───── Data excerpts ─────

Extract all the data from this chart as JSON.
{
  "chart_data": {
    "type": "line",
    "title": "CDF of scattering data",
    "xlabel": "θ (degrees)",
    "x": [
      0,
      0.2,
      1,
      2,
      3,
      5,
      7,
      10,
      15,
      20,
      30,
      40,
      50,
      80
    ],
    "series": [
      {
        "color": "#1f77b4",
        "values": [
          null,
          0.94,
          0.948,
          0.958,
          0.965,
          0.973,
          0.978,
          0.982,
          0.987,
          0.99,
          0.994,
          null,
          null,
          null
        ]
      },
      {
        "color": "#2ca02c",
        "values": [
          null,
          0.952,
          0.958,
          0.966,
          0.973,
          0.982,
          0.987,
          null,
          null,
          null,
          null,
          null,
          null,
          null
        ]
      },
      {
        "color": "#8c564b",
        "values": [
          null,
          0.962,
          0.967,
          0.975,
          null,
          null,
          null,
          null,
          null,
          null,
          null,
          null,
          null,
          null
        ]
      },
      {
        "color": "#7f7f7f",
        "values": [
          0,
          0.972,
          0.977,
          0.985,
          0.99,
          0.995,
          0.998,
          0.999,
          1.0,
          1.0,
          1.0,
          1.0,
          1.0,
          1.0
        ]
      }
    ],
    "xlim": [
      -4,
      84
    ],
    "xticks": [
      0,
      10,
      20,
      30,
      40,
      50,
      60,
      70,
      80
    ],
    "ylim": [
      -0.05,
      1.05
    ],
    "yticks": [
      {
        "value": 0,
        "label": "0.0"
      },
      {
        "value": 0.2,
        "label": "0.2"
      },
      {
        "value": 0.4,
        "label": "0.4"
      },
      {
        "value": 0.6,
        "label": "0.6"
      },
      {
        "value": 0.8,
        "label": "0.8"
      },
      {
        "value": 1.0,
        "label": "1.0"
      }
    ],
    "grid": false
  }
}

─────

[Short problem] Using the listing, copy every line where the word "color" shows up.

[Problem solution]
        "color": "#1f77b4",
        "color": "#2ca02c",
        "color": "#8c564b",
        "color": "#7f7f7f",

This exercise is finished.